DO THIS:
Copy out the lines of the data word for word, starting at the line containing "Patent image size: (867, 734)." and continuing through the end of the data.

-- Begin EXERCISE MATERIALS --

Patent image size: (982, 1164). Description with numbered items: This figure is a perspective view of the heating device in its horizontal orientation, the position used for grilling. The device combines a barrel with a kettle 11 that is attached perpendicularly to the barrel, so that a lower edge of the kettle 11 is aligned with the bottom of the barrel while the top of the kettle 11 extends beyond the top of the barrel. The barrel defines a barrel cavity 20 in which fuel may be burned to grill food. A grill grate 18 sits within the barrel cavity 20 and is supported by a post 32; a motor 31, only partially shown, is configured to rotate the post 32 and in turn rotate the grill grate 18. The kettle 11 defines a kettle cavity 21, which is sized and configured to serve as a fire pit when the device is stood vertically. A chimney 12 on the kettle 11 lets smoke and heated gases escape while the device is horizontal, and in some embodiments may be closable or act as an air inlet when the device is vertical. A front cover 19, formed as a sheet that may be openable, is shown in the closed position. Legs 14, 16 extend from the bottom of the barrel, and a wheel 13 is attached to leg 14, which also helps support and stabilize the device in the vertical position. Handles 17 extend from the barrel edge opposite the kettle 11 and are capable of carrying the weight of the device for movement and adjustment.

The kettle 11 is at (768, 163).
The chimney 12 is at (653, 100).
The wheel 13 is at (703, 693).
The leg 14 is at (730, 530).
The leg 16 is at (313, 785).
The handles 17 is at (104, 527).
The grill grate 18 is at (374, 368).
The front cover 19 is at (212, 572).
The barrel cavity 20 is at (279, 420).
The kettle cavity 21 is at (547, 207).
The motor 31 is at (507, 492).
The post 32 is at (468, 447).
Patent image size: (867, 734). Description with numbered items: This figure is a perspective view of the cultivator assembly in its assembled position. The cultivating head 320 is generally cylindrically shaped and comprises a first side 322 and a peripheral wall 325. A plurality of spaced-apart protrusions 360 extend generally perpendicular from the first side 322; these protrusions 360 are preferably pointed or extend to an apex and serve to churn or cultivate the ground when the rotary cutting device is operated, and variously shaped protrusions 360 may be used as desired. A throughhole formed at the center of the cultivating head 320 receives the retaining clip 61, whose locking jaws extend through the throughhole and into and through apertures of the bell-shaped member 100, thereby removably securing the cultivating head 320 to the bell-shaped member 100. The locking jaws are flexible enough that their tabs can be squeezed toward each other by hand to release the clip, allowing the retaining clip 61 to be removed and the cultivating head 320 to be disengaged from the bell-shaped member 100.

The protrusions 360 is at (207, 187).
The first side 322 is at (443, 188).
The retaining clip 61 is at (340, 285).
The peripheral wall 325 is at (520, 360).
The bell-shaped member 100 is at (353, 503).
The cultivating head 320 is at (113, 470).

-- End EXERCISE MATERIALS --

ANSWER TO THIS PROBLEM:
Patent image size: (867, 734). Description with numbered items: This figure is a perspective view of the cultivator assembly in its assembled position. The cultivating head 320 is generally cylindrically shaped and comprises a first side 322 and a peripheral wall 325. A plurality of spaced-apart protrusions 360 extend generally perpendicular from the first side 322; these protrusions 360 are preferably pointed or extend to an apex and serve to churn or cultivate the ground when the rotary cutting device is operated, and variously shaped protrusions 360 may be used as desired. A throughhole formed at the center of the cultivating head 320 receives the retaining clip 61, whose locking jaws extend through the throughhole and into and through apertures of the bell-shaped member 100, thereby removably securing the cultivating head 320 to the bell-shaped member 100. The locking jaws are flexible enough that their tabs can be squeezed toward each other by hand to release the clip, allowing the retaining clip 61 to be removed and the cultivating head 320 to be disengaged from the bell-shaped member 100.

The protrusions 360 is at (207, 187).
The first side 322 is at (443, 188).
The retaining clip 61 is at (340, 285).
The peripheral wall 325 is at (520, 360).
The bell-shaped member 100 is at (353, 503).
The cultivating head 320 is at (113, 470).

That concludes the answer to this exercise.